::: RECORDS FOR PROCESSING
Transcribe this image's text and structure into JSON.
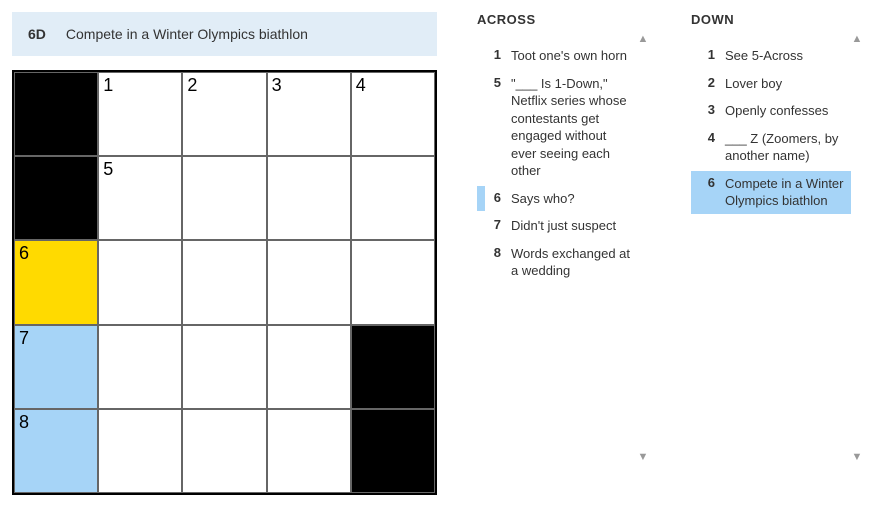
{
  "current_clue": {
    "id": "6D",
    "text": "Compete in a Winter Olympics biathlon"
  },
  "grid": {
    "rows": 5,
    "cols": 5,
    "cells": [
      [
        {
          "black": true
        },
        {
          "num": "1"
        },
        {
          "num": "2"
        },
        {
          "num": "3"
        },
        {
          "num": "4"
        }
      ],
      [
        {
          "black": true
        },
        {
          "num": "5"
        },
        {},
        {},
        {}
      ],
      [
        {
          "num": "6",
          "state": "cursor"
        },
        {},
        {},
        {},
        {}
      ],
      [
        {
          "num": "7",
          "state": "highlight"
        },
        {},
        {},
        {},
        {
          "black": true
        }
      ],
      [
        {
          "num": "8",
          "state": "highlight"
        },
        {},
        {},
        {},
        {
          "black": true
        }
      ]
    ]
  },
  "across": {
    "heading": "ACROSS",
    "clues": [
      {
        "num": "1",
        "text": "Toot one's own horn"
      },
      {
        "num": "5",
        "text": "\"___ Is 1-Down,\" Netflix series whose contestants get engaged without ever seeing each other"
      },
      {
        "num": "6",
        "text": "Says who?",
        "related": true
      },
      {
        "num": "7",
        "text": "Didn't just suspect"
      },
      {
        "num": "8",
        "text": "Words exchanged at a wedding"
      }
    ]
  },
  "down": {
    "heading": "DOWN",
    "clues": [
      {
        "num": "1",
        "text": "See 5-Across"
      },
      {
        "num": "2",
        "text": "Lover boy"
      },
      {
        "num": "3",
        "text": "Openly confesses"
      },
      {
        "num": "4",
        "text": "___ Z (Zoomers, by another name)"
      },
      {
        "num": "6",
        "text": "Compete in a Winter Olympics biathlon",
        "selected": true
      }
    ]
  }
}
::::::
::: RECORDS FOR PROCESSING
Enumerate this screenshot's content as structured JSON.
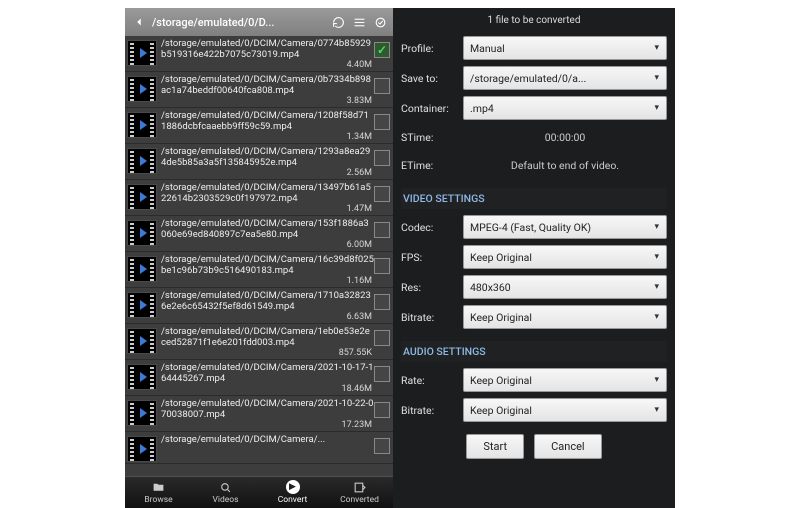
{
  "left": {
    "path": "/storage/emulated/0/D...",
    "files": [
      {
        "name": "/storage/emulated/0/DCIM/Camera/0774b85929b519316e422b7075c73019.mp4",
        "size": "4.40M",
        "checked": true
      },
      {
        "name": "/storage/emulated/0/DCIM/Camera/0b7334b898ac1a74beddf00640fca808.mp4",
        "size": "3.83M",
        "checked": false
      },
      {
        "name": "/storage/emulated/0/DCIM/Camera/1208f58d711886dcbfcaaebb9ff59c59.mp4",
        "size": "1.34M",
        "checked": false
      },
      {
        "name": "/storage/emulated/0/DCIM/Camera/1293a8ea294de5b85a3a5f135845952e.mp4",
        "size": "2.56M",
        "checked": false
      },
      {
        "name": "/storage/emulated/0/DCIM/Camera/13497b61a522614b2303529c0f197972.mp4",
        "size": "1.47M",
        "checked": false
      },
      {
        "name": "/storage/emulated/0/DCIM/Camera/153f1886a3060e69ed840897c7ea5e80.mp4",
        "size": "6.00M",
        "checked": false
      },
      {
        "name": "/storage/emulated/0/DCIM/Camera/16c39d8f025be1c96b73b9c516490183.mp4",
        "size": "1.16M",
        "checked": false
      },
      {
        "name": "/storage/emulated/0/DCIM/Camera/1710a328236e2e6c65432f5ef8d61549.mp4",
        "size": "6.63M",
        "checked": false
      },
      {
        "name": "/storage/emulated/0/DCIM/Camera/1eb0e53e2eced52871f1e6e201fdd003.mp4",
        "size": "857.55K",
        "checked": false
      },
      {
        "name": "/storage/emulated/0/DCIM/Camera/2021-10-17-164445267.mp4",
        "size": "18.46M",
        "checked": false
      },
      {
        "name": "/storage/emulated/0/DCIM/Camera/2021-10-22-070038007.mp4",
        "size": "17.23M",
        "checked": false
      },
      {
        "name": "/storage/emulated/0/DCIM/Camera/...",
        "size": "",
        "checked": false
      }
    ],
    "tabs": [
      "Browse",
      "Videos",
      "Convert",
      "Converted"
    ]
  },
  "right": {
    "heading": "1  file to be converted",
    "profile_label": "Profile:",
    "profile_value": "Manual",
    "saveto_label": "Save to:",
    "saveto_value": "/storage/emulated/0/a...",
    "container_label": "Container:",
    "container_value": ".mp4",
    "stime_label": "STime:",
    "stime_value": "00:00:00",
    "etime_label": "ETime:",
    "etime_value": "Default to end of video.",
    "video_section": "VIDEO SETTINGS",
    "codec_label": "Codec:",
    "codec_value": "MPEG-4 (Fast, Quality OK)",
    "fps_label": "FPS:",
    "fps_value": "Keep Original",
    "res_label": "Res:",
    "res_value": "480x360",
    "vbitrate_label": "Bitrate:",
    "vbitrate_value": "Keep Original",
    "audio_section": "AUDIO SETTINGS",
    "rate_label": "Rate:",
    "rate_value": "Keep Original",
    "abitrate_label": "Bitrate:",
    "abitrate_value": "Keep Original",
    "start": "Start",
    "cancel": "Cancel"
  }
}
::::::
PROBLEM DETAILS.
Using the records above, copy each line that contains "Compete".

ANSWER.
    "text": "Compete in a Winter Olympics biathlon"
        "text": "Compete in a Winter Olympics biathlon",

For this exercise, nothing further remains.